Output all the data exactly. Pictures do not belong in the copy.

start Data rows

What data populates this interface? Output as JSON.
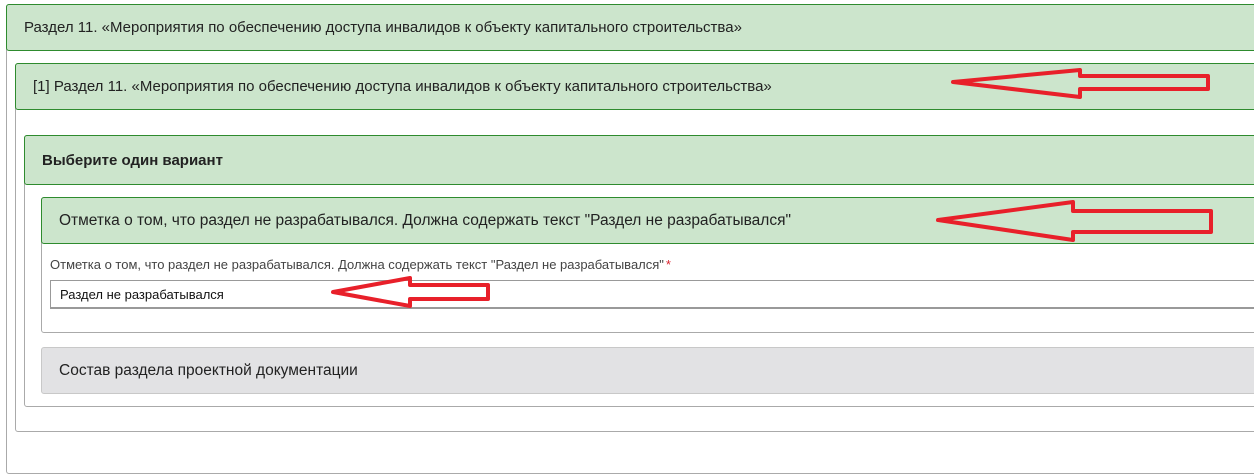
{
  "section": {
    "title": "Раздел 11. «Мероприятия по обеспечению доступа инвалидов к объекту капитального строительства»",
    "item": {
      "title": "[1] Раздел 11. «Мероприятия по обеспечению доступа инвалидов к объекту капитального строительства»",
      "choice": {
        "title": "Выберите один вариант",
        "option": {
          "title": "Отметка о том, что раздел не разрабатывался. Должна содержать текст \"Раздел не разрабатывался\"",
          "field_label": "Отметка о том, что раздел не разрабатывался. Должна содержать текст \"Раздел не разрабатывался\"",
          "required_mark": "*",
          "field_value": "Раздел не разрабатывался"
        },
        "composition": {
          "title": "Состав раздела проектной документации"
        }
      }
    }
  },
  "colors": {
    "panel_green": "#cce5cc",
    "panel_border": "#2e8b2e",
    "annotation_red": "#e8202a",
    "required": "#d9232e"
  },
  "annotations": {
    "icons": [
      "arrow-left-icon",
      "arrow-left-icon",
      "arrow-left-icon"
    ]
  }
}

end Data rows

Answer in full:
What data populates this interface? Output as JSON.
{
  "section": {
    "title": "Раздел 11. «Мероприятия по обеспечению доступа инвалидов к объекту капитального строительства»",
    "item": {
      "title": "[1] Раздел 11. «Мероприятия по обеспечению доступа инвалидов к объекту капитального строительства»",
      "choice": {
        "title": "Выберите один вариант",
        "option": {
          "title": "Отметка о том, что раздел не разрабатывался. Должна содержать текст \"Раздел не разрабатывался\"",
          "field_label": "Отметка о том, что раздел не разрабатывался. Должна содержать текст \"Раздел не разрабатывался\"",
          "required_mark": "*",
          "field_value": "Раздел не разрабатывался"
        },
        "composition": {
          "title": "Состав раздела проектной документации"
        }
      }
    }
  },
  "colors": {
    "panel_green": "#cce5cc",
    "panel_border": "#2e8b2e",
    "annotation_red": "#e8202a",
    "required": "#d9232e"
  },
  "annotations": {
    "icons": [
      "arrow-left-icon",
      "arrow-left-icon",
      "arrow-left-icon"
    ]
  }
}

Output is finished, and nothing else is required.